## BEGIN STORED DATA

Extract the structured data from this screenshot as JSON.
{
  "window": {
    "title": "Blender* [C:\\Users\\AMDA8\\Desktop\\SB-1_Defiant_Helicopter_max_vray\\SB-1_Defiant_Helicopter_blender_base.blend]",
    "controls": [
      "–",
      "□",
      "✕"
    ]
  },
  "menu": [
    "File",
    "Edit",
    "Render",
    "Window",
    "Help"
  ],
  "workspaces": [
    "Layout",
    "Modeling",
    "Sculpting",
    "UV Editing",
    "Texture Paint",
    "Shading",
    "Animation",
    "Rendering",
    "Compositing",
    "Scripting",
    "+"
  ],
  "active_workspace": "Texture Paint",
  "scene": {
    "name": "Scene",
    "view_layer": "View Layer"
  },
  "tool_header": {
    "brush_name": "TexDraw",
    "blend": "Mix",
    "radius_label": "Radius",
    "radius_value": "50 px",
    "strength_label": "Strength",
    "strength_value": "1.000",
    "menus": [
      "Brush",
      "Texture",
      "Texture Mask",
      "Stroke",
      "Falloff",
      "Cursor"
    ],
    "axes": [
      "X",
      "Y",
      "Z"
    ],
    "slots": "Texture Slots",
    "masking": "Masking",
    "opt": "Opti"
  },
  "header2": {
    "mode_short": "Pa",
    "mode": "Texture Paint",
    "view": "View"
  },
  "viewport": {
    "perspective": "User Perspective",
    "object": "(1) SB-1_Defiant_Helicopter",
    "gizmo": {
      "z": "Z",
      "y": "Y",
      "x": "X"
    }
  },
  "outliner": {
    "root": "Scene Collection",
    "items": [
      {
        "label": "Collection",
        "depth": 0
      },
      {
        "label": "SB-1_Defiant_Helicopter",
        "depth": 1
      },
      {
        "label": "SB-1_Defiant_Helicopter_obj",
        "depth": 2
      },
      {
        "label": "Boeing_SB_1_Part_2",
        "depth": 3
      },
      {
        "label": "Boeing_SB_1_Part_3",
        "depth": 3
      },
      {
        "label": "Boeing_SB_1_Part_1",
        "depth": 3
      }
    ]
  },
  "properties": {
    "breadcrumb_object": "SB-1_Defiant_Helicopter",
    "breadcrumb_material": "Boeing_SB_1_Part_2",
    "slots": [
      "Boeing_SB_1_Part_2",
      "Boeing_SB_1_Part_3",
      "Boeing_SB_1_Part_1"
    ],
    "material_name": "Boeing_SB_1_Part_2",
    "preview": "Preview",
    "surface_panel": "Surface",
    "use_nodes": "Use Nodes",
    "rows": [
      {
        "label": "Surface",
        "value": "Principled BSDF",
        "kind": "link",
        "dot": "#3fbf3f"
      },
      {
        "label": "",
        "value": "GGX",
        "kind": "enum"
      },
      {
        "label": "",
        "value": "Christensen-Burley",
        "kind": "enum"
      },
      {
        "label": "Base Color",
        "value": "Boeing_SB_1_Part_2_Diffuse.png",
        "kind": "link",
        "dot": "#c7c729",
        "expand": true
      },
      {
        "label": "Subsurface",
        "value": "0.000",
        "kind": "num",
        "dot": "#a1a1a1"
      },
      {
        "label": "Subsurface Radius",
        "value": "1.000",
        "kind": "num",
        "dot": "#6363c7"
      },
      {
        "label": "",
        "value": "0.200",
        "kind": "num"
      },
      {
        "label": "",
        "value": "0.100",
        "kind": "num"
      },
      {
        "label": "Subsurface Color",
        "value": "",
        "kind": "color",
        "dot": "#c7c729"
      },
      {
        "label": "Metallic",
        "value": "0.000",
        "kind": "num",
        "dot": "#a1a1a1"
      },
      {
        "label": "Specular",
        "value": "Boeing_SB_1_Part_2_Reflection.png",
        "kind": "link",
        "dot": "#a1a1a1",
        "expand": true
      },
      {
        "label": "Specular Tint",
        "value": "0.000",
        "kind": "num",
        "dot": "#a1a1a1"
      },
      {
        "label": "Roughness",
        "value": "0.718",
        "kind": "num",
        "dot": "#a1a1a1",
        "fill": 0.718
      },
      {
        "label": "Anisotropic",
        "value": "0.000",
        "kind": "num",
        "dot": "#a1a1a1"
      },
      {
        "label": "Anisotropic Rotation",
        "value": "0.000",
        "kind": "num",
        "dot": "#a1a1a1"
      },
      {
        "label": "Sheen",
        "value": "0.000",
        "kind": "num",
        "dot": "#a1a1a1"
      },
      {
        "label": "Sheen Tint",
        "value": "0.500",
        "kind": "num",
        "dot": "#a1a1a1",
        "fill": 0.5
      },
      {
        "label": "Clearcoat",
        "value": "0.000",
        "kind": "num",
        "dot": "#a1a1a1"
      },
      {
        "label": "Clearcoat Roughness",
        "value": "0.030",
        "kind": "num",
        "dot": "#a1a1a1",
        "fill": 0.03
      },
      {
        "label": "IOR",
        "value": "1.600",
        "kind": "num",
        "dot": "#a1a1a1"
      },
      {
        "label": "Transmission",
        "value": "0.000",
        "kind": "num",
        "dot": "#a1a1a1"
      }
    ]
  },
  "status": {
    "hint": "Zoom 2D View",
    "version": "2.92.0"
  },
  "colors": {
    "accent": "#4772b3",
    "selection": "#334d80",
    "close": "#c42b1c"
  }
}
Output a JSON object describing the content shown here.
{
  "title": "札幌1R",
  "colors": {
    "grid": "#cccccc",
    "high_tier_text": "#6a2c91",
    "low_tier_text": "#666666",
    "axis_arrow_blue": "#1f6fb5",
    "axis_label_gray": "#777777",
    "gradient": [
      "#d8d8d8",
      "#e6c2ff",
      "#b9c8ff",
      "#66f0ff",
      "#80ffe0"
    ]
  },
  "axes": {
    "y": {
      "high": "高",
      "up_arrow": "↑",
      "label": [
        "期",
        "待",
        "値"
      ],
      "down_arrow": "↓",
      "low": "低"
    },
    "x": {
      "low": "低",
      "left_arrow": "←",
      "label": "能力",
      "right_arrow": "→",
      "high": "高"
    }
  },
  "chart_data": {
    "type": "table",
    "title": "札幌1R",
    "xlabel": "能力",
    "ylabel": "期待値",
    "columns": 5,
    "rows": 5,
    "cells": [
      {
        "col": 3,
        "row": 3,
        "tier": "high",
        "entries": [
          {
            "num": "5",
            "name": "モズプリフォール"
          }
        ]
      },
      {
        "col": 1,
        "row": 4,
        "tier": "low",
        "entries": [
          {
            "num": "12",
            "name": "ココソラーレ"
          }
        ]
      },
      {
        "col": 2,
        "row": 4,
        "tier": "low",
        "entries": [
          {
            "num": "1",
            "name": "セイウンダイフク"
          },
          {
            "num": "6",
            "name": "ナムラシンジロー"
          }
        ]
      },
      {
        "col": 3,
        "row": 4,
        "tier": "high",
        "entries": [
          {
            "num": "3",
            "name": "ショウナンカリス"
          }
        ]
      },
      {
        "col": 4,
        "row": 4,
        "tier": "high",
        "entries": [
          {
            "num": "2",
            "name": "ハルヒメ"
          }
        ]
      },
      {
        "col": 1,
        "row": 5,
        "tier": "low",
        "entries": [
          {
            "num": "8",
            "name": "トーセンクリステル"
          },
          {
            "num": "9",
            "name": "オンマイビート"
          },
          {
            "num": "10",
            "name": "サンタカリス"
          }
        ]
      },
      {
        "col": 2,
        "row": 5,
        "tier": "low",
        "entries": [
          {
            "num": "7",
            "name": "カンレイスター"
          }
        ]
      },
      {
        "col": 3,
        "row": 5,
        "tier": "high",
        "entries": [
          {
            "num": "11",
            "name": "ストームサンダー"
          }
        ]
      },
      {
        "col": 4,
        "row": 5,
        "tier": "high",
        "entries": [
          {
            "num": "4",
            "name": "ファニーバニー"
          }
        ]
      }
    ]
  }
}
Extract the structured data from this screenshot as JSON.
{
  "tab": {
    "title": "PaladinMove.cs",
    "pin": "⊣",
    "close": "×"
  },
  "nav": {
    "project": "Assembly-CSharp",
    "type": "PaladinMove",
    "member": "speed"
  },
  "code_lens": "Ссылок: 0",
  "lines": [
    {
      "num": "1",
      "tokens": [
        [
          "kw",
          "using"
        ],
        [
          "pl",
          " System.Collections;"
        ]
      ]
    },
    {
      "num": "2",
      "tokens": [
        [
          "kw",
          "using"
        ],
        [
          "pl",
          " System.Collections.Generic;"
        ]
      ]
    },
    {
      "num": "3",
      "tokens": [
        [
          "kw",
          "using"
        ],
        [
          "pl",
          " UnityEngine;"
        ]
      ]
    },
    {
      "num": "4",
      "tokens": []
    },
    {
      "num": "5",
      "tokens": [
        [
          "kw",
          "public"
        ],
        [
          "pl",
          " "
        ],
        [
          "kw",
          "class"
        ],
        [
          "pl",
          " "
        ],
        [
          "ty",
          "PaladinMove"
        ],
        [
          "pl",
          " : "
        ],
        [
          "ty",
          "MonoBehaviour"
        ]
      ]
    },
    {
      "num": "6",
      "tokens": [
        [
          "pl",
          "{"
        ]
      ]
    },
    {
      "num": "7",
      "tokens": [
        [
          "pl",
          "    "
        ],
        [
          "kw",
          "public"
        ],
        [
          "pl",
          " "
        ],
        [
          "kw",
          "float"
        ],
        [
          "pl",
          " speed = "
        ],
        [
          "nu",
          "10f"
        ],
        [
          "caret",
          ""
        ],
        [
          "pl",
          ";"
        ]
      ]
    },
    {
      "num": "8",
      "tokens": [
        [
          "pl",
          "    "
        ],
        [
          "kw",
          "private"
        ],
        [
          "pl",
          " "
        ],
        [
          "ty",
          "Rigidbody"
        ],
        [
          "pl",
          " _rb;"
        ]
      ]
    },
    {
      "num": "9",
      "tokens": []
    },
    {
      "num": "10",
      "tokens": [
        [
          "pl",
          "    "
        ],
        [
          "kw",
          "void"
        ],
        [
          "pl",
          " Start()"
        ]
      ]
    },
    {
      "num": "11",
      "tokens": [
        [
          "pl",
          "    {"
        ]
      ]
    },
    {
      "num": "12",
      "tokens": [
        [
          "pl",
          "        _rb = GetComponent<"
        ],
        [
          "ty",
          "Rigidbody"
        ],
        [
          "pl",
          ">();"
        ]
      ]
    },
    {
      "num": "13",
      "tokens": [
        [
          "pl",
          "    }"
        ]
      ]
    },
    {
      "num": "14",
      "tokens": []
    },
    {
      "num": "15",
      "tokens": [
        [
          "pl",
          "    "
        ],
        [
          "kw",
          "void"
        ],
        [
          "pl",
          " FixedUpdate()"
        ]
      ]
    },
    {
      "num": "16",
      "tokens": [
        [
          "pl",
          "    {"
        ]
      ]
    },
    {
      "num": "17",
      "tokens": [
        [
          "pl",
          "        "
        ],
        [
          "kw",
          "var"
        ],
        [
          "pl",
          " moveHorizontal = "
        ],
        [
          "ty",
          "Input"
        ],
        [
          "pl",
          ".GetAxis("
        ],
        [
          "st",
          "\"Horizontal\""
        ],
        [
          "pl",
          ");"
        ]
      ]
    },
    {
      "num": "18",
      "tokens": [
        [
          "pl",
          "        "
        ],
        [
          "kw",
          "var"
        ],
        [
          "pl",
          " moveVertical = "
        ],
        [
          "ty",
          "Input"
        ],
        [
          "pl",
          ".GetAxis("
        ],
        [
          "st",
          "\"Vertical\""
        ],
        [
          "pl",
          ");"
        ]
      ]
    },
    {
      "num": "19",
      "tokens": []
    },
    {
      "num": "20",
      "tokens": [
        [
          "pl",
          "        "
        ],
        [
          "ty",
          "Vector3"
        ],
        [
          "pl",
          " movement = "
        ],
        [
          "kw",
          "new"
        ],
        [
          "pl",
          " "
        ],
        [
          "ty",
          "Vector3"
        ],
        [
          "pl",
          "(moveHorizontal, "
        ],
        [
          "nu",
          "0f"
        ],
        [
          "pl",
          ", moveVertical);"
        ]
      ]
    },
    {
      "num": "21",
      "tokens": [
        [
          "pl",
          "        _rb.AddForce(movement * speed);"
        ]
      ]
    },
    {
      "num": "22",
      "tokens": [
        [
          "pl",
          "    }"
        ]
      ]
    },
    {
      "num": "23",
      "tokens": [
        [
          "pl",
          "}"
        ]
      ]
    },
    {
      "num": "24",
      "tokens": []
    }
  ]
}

## END STORED DATA

*YOUR OBJECTIVE*
Find the word "Collections" in the data and show each line that holds it.

*RESPONSE FOR THIS EXERCISE*
          " System.Collections;"
          " System.Collections.Generic;"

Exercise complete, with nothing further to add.